- Your instructions -
Below are some records. Copy every line in them that holds "naamgenoot".

- Raw records -

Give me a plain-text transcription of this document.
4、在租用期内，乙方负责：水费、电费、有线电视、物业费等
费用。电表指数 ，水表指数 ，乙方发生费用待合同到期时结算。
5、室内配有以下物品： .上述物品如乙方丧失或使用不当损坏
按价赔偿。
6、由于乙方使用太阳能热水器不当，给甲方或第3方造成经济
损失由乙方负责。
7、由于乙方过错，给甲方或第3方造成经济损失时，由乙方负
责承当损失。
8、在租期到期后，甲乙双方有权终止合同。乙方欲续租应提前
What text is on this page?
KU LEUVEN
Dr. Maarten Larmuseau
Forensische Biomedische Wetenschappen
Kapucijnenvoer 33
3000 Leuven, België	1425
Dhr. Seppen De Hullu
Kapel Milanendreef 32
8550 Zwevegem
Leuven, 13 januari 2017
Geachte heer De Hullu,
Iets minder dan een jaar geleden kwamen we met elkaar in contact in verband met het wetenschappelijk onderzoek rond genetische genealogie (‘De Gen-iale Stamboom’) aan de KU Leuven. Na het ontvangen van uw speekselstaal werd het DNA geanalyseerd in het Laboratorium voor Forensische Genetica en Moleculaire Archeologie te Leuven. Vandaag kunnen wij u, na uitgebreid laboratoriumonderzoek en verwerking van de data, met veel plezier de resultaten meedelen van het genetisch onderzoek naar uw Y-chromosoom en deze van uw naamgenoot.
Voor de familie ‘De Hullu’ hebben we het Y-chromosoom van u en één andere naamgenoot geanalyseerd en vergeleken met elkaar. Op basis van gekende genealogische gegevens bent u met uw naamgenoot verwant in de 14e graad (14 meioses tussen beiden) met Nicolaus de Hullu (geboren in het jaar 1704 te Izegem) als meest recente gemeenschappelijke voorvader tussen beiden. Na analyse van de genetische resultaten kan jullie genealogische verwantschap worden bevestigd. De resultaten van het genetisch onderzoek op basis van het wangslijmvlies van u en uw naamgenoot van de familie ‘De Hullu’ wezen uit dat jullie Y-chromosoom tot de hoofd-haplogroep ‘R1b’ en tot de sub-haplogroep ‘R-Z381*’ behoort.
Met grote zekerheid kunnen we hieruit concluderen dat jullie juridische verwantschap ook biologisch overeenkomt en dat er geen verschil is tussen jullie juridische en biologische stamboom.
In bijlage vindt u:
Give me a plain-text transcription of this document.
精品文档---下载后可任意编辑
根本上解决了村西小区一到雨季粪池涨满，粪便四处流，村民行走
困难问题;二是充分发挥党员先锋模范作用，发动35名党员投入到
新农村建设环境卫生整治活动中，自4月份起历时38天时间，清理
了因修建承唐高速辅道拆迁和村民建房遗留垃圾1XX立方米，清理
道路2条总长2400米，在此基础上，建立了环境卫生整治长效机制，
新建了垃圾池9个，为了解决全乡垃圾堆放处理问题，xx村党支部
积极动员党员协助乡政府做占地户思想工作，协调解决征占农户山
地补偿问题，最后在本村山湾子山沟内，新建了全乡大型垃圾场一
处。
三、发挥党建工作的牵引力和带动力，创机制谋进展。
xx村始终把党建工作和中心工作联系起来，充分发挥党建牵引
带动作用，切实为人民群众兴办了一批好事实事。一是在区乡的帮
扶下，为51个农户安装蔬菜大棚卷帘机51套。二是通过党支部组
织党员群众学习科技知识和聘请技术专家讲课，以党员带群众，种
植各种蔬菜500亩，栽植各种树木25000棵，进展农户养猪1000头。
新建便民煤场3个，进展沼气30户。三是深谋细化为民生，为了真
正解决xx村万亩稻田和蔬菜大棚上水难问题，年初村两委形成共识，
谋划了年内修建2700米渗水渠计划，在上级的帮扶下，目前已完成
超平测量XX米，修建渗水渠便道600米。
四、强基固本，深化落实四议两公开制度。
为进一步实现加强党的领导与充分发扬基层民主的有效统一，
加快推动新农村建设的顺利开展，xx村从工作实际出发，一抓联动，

- Full solution -
Iets minder dan een jaar geleden kwamen we met elkaar in contact in verband met het wetenschappelijk onderzoek rond genetische genealogie (‘De Gen-iale Stamboom’) aan de KU Leuven. Na het ontvangen van uw speekselstaal werd het DNA geanalyseerd in het Laboratorium voor Forensische Genetica en Moleculaire Archeologie te Leuven. Vandaag kunnen wij u, na uitgebreid laboratoriumonderzoek en verwerking van de data, met veel plezier de resultaten meedelen van het genetisch onderzoek naar uw Y-chromosoom en deze van uw naamgenoot.
Voor de familie ‘De Hullu’ hebben we het Y-chromosoom van u en één andere naamgenoot geanalyseerd en vergeleken met elkaar. Op basis van gekende genealogische gegevens bent u met uw naamgenoot verwant in de 14e graad (14 meioses tussen beiden) met Nicolaus de Hullu (geboren in het jaar 1704 te Izegem) als meest recente gemeenschappelijke voorvader tussen beiden. Na analyse van de genetische resultaten kan jullie genealogische verwantschap worden bevestigd. De resultaten van het genetisch onderzoek op basis van het wangslijmvlies van u en uw naamgenoot van de familie ‘De Hullu’ wezen uit dat jullie Y-chromosoom tot de hoofd-haplogroep ‘R1b’ en tot de sub-haplogroep ‘R-Z381*’ behoort.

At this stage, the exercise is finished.